» REQUIRED WORK: Pictures aside, write out every record exactly as it appears.

» DATA ROWS:
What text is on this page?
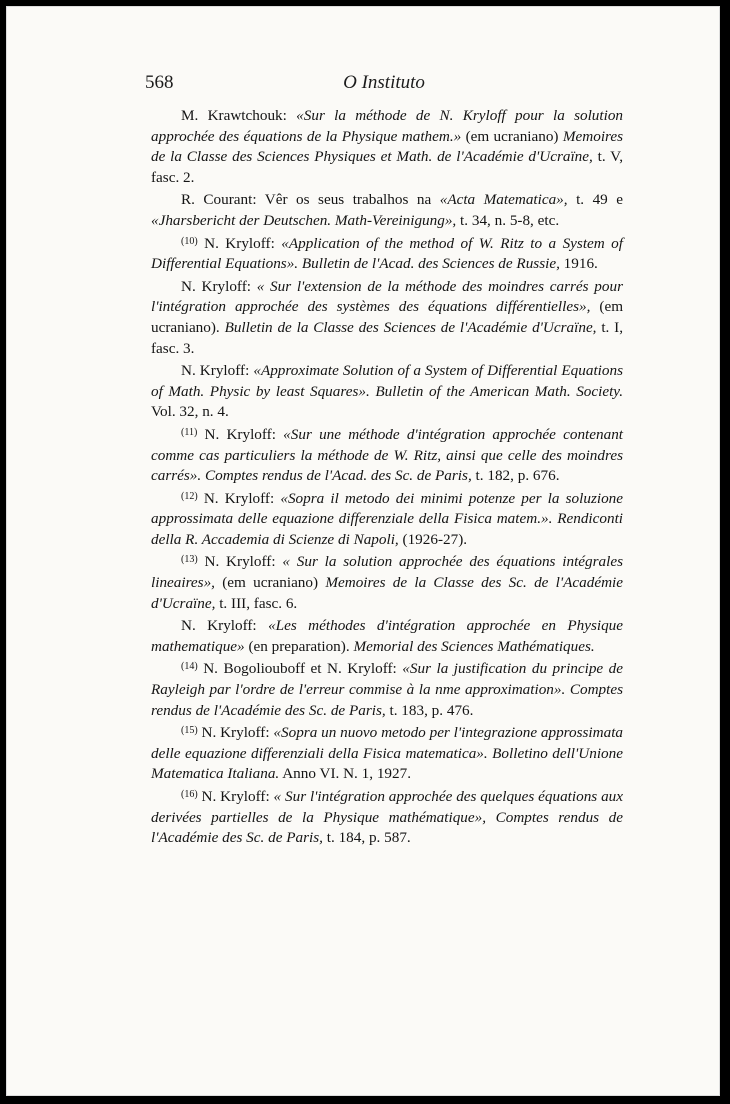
568	O Instituto

M. Krawtchouk: «Sur la méthode de N. Kryloff pour la solution approchée des équations de la Physique mathem.» (em ucraniano) Memoires de la Classe des Sciences Physiques et Math. de l'Académie d'Ucraïne, t. V, fasc. 2.

R. Courant: Vêr os seus trabalhos na «Acta Matematica», t. 49 e «Jharsbericht der Deutschen. Math-Vereinigung», t. 34, n. 5-8, etc.

$^{(10)}$ N. Kryloff: «Application of the method of W. Ritz to a System of Differential Equations». Bulletin de l'Acad. des Sciences de Russie, 1916.

N. Kryloff: « Sur l'extension de la méthode des moindres carrés pour l'intégration approchée des systèmes des équations différentielles», (em ucraniano). Bulletin de la Classe des Sciences de l'Académie d'Ucraïne, t. I, fasc. 3.

N. Kryloff: «Approximate Solution of a System of Differential Equations of Math. Physic by least Squares». Bulletin of the American Math. Society. Vol. 32, n. 4.

$^{(11)}$ N. Kryloff: «Sur une méthode d'intégration approchée contenant comme cas particuliers la méthode de W. Ritz, ainsi que celle des moindres carrés». Comptes rendus de l'Acad. des Sc. de Paris, t. 182, p. 676.

$^{(12)}$ N. Kryloff: «Sopra il metodo dei minimi potenze per la soluzione approssimata delle equazione differenziale della Fisica matem.». Rendiconti della R. Accademia di Scienze di Napoli, (1926-27).

$^{(13)}$ N. Kryloff: « Sur la solution approchée des équations intégrales lineaires», (em ucraniano) Memoires de la Classe des Sc. de l'Académie d'Ucraïne, t. III, fasc. 6.

N. Kryloff: «Les méthodes d'intégration approchée en Physique mathematique» (en preparation). Memorial des Sciences Mathématiques.

$^{(14)}$ N. Bogoliouboff et N. Kryloff: «Sur la justification du principe de Rayleigh par l'ordre de l'erreur commise à la nme approximation». Comptes rendus de l'Académie des Sc. de Paris, t. 183, p. 476.

$^{(15)}$ N. Kryloff: «Sopra un nuovo metodo per l'integrazione approssimata delle equazione differenziali della Fisica matematica». Bolletino dell'Unione Matematica Italiana. Anno VI. N. 1, 1927.

$^{(16)}$ N. Kryloff: « Sur l'intégration approchée des quelques équations aux derivées partielles de la Physique mathématique», Comptes rendus de l'Académie des Sc. de Paris, t. 184, p. 587.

» IN RESPONSE:
What text is on this page?
568	O Instituto

M. Krawtchouk: «Sur la méthode de N. Kryloff pour la solution approchée des équations de la Physique mathem.» (em ucraniano) Memoires de la Classe des Sciences Physiques et Math. de l'Académie d'Ucraïne, t. V, fasc. 2.

R. Courant: Vêr os seus trabalhos na «Acta Matematica», t. 49 e «Jharsbericht der Deutschen. Math-Vereinigung», t. 34, n. 5-8, etc.

$^{(10)}$ N. Kryloff: «Application of the method of W. Ritz to a System of Differential Equations». Bulletin de l'Acad. des Sciences de Russie, 1916.

N. Kryloff: « Sur l'extension de la méthode des moindres carrés pour l'intégration approchée des systèmes des équations différentielles», (em ucraniano). Bulletin de la Classe des Sciences de l'Académie d'Ucraïne, t. I, fasc. 3.

N. Kryloff: «Approximate Solution of a System of Differential Equations of Math. Physic by least Squares». Bulletin of the American Math. Society. Vol. 32, n. 4.

$^{(11)}$ N. Kryloff: «Sur une méthode d'intégration approchée contenant comme cas particuliers la méthode de W. Ritz, ainsi que celle des moindres carrés». Comptes rendus de l'Acad. des Sc. de Paris, t. 182, p. 676.

$^{(12)}$ N. Kryloff: «Sopra il metodo dei minimi potenze per la soluzione approssimata delle equazione differenziale della Fisica matem.». Rendiconti della R. Accademia di Scienze di Napoli, (1926-27).

$^{(13)}$ N. Kryloff: « Sur la solution approchée des équations intégrales lineaires», (em ucraniano) Memoires de la Classe des Sc. de l'Académie d'Ucraïne, t. III, fasc. 6.

N. Kryloff: «Les méthodes d'intégration approchée en Physique mathematique» (en preparation). Memorial des Sciences Mathématiques.

$^{(14)}$ N. Bogoliouboff et N. Kryloff: «Sur la justification du principe de Rayleigh par l'ordre de l'erreur commise à la nme approximation». Comptes rendus de l'Académie des Sc. de Paris, t. 183, p. 476.

$^{(15)}$ N. Kryloff: «Sopra un nuovo metodo per l'integrazione approssimata delle equazione differenziali della Fisica matematica». Bolletino dell'Unione Matematica Italiana. Anno VI. N. 1, 1927.

$^{(16)}$ N. Kryloff: « Sur l'intégration approchée des quelques équations aux derivées partielles de la Physique mathématique», Comptes rendus de l'Académie des Sc. de Paris, t. 184, p. 587.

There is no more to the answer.